## EXCERPTED RECORDS

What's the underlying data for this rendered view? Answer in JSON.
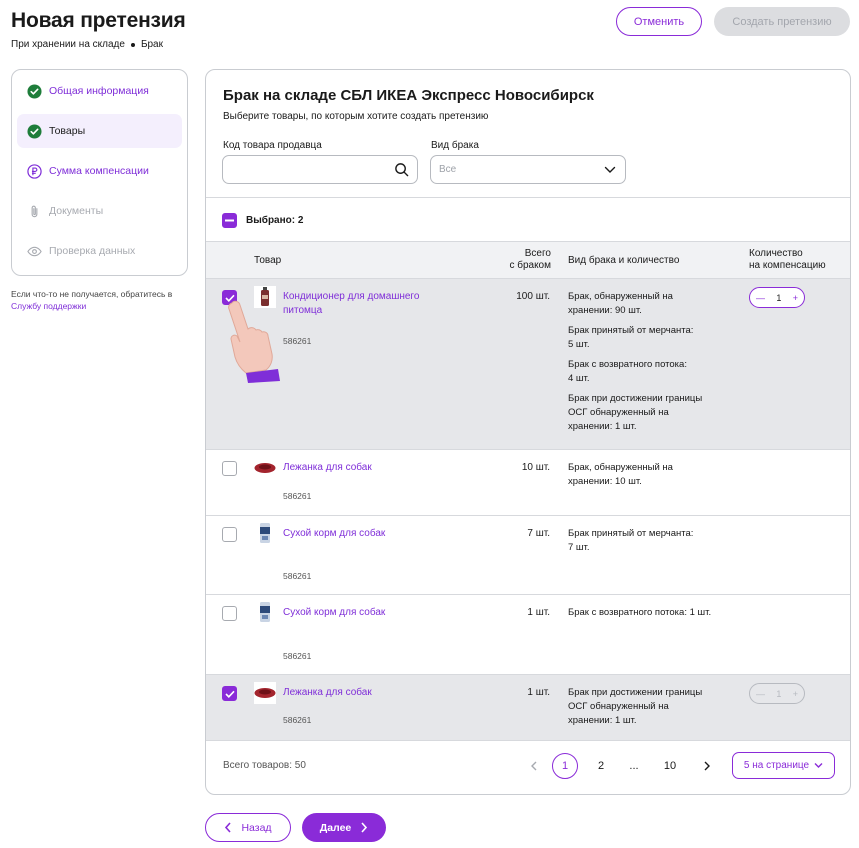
{
  "header": {
    "title": "Новая претензия",
    "crumb_1": "При хранении на складе",
    "crumb_2": "Брак",
    "cancel_label": "Отменить",
    "create_label": "Создать претензию"
  },
  "steps": [
    {
      "label": "Общая информация",
      "icon": "check-circle-icon"
    },
    {
      "label": "Товары",
      "icon": "check-circle-icon"
    },
    {
      "label": "Сумма компенсации",
      "icon": "ruble-icon"
    },
    {
      "label": "Документы",
      "icon": "paperclip-icon"
    },
    {
      "label": "Проверка данных",
      "icon": "eye-icon"
    }
  ],
  "help": {
    "text": "Если что-то не получается, обратитесь в",
    "link": "Службу поддержки"
  },
  "card": {
    "title": "Брак на складе СБЛ ИКЕА Экспресс Новосибирск",
    "subtitle": "Выберите товары, по которым хотите создать претензию",
    "search_label": "Код товара продавца",
    "search_value": "",
    "type_label": "Вид брака",
    "type_value": "Все",
    "selected_text": "Выбрано: 2"
  },
  "table": {
    "col_product": "Товар",
    "col_total_1": "Всего",
    "col_total_2": "с браком",
    "col_defect": "Вид брака и количество",
    "col_comp_1": "Количество",
    "col_comp_2": "на компенсацию",
    "rows": [
      {
        "name_1": "Кондиционер для домашнего",
        "name_2": "питомца",
        "sku": "586261",
        "total": "100 шт.",
        "defect_1": "Брак, обнаруженный на",
        "defect_2": "хранении:",
        "defect_2v": "90 шт.",
        "defect_3": "Брак принятый от мерчанта:",
        "defect_4v": "5 шт.",
        "defect_5": "Брак с возвратного потока:",
        "defect_6v": "4 шт.",
        "defect_7": "Брак при достижении границы",
        "defect_8": "ОСГ обнаруженный на",
        "defect_9": "хранении:",
        "defect_9v": "1 шт.",
        "comp": "1"
      },
      {
        "name_1": "Лежанка для собак",
        "sku": "586261",
        "total": "10 шт.",
        "defect_1": "Брак, обнаруженный на",
        "defect_2": "хранении:",
        "defect_2v": "10 шт."
      },
      {
        "name_1": "Сухой корм для собак",
        "sku": "586261",
        "total": "7 шт.",
        "defect_1": "Брак принятый от мерчанта:",
        "defect_2v": "7 шт."
      },
      {
        "name_1": "Сухой корм для собак",
        "sku": "586261",
        "total": "1 шт.",
        "defect_1": "Брак с возвратного потока:",
        "defect_1v": "1 шт."
      },
      {
        "name_1": "Лежанка для собак",
        "sku": "586261",
        "total": "1 шт.",
        "defect_1": "Брак при достижении границы",
        "defect_2": "ОСГ обнаруженный на",
        "defect_3": "хранении:",
        "defect_3v": "1 шт.",
        "comp": "1"
      }
    ]
  },
  "footer": {
    "total_text": "Всего товаров: 50",
    "pages": [
      "1",
      "2",
      "...",
      "10"
    ],
    "per_page": "5 на странице"
  },
  "nav": {
    "back_label": "Назад",
    "next_label": "Далее"
  },
  "colors": {
    "accent": "#8a2bd8",
    "success": "#1e7d3a",
    "highlight_row": "#e6e7ea"
  }
}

## TASK TO CARRY OUT
Write the records out once more, exactly as they appear, with no pictures.

## CORRECT RESULT
What's the underlying data for this rendered view? Answer in JSON.
{
  "header": {
    "title": "Новая претензия",
    "crumb_1": "При хранении на складе",
    "crumb_2": "Брак",
    "cancel_label": "Отменить",
    "create_label": "Создать претензию"
  },
  "steps": [
    {
      "label": "Общая информация",
      "icon": "check-circle-icon"
    },
    {
      "label": "Товары",
      "icon": "check-circle-icon"
    },
    {
      "label": "Сумма компенсации",
      "icon": "ruble-icon"
    },
    {
      "label": "Документы",
      "icon": "paperclip-icon"
    },
    {
      "label": "Проверка данных",
      "icon": "eye-icon"
    }
  ],
  "help": {
    "text": "Если что-то не получается, обратитесь в",
    "link": "Службу поддержки"
  },
  "card": {
    "title": "Брак на складе СБЛ ИКЕА Экспресс Новосибирск",
    "subtitle": "Выберите товары, по которым хотите создать претензию",
    "search_label": "Код товара продавца",
    "search_value": "",
    "type_label": "Вид брака",
    "type_value": "Все",
    "selected_text": "Выбрано: 2"
  },
  "table": {
    "col_product": "Товар",
    "col_total_1": "Всего",
    "col_total_2": "с браком",
    "col_defect": "Вид брака и количество",
    "col_comp_1": "Количество",
    "col_comp_2": "на компенсацию",
    "rows": [
      {
        "name_1": "Кондиционер для домашнего",
        "name_2": "питомца",
        "sku": "586261",
        "total": "100 шт.",
        "defect_1": "Брак, обнаруженный на",
        "defect_2": "хранении:",
        "defect_2v": "90 шт.",
        "defect_3": "Брак принятый от мерчанта:",
        "defect_4v": "5 шт.",
        "defect_5": "Брак с возвратного потока:",
        "defect_6v": "4 шт.",
        "defect_7": "Брак при достижении границы",
        "defect_8": "ОСГ обнаруженный на",
        "defect_9": "хранении:",
        "defect_9v": "1 шт.",
        "comp": "1"
      },
      {
        "name_1": "Лежанка для собак",
        "sku": "586261",
        "total": "10 шт.",
        "defect_1": "Брак, обнаруженный на",
        "defect_2": "хранении:",
        "defect_2v": "10 шт."
      },
      {
        "name_1": "Сухой корм для собак",
        "sku": "586261",
        "total": "7 шт.",
        "defect_1": "Брак принятый от мерчанта:",
        "defect_2v": "7 шт."
      },
      {
        "name_1": "Сухой корм для собак",
        "sku": "586261",
        "total": "1 шт.",
        "defect_1": "Брак с возвратного потока:",
        "defect_1v": "1 шт."
      },
      {
        "name_1": "Лежанка для собак",
        "sku": "586261",
        "total": "1 шт.",
        "defect_1": "Брак при достижении границы",
        "defect_2": "ОСГ обнаруженный на",
        "defect_3": "хранении:",
        "defect_3v": "1 шт.",
        "comp": "1"
      }
    ]
  },
  "footer": {
    "total_text": "Всего товаров: 50",
    "pages": [
      "1",
      "2",
      "...",
      "10"
    ],
    "per_page": "5 на странице"
  },
  "nav": {
    "back_label": "Назад",
    "next_label": "Далее"
  },
  "colors": {
    "accent": "#8a2bd8",
    "success": "#1e7d3a",
    "highlight_row": "#e6e7ea"
  }
}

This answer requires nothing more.